Count how many lines mention the word "Súdnej". Write that number alone.
::::
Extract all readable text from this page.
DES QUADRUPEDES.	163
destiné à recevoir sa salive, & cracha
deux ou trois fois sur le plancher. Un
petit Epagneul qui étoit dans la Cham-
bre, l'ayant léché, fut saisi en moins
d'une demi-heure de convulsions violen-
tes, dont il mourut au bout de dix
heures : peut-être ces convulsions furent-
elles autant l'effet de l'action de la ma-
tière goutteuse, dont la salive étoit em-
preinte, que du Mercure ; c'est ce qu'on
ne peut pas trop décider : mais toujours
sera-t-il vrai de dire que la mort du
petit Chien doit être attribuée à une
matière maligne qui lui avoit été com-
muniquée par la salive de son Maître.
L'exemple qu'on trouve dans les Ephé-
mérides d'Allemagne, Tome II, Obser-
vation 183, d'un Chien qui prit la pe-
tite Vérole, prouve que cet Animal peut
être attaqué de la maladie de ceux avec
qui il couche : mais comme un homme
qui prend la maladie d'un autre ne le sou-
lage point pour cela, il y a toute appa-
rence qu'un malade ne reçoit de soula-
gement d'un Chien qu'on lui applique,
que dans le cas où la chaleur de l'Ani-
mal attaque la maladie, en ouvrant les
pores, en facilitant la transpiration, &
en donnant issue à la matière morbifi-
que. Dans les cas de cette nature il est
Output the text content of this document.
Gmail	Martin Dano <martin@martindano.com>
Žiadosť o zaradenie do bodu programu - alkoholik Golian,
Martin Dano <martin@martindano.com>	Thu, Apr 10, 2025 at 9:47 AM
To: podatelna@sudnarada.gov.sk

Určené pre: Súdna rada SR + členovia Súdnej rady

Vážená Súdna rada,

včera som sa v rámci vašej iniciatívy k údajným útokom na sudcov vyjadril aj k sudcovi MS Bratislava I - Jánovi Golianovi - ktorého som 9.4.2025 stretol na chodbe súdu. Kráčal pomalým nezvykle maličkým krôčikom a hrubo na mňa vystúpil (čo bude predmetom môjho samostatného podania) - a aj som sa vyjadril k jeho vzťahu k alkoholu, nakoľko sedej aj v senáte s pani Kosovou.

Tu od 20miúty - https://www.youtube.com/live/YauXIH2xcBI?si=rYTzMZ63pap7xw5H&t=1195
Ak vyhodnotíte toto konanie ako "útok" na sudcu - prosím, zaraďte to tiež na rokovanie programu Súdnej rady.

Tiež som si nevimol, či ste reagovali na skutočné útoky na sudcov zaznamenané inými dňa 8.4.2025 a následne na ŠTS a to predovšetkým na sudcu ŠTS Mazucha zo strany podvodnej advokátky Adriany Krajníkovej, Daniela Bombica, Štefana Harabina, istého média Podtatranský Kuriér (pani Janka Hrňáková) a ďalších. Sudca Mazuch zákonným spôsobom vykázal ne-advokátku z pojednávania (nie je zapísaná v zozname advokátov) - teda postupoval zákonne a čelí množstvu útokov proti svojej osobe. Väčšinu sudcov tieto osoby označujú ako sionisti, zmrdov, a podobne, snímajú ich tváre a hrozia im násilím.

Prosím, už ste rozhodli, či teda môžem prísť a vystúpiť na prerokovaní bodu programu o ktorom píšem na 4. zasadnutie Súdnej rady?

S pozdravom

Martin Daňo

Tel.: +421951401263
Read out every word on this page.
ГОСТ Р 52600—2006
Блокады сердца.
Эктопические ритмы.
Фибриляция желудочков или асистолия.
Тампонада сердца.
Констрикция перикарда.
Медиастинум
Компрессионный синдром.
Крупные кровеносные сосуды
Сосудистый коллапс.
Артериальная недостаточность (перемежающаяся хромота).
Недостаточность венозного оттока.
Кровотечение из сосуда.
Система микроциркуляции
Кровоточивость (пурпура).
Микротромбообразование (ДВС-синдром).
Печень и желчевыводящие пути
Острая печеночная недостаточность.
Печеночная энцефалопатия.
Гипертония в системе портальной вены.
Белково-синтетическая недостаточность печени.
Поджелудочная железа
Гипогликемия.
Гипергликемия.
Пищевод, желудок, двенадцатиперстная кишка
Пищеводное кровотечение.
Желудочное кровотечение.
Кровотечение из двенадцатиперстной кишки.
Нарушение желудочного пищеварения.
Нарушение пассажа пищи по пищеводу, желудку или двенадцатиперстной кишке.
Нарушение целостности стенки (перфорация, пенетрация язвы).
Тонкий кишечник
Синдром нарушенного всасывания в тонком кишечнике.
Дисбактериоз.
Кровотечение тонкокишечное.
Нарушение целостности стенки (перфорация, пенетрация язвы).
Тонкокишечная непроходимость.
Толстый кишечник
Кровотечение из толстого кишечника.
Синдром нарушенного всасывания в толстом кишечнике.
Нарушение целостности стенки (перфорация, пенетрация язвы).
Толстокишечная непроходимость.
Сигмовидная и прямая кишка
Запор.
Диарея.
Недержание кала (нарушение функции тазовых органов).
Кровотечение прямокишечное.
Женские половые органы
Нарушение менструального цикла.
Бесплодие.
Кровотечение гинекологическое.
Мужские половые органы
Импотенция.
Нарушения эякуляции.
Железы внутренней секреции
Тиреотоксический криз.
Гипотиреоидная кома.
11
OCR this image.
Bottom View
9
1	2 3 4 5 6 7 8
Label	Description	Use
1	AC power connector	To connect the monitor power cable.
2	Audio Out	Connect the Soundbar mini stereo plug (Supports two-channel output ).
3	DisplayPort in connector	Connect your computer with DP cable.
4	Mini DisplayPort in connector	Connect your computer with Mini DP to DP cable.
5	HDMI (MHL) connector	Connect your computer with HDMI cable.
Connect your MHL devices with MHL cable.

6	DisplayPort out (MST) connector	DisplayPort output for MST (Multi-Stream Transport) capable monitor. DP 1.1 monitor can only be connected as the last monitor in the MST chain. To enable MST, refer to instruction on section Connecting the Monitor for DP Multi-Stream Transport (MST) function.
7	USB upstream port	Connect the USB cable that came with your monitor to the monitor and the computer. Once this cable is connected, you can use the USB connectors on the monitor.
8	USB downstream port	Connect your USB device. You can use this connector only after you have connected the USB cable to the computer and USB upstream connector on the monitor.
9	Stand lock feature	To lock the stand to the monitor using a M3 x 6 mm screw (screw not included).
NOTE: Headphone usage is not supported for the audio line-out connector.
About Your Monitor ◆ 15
::::
_Result of the exercise_:
3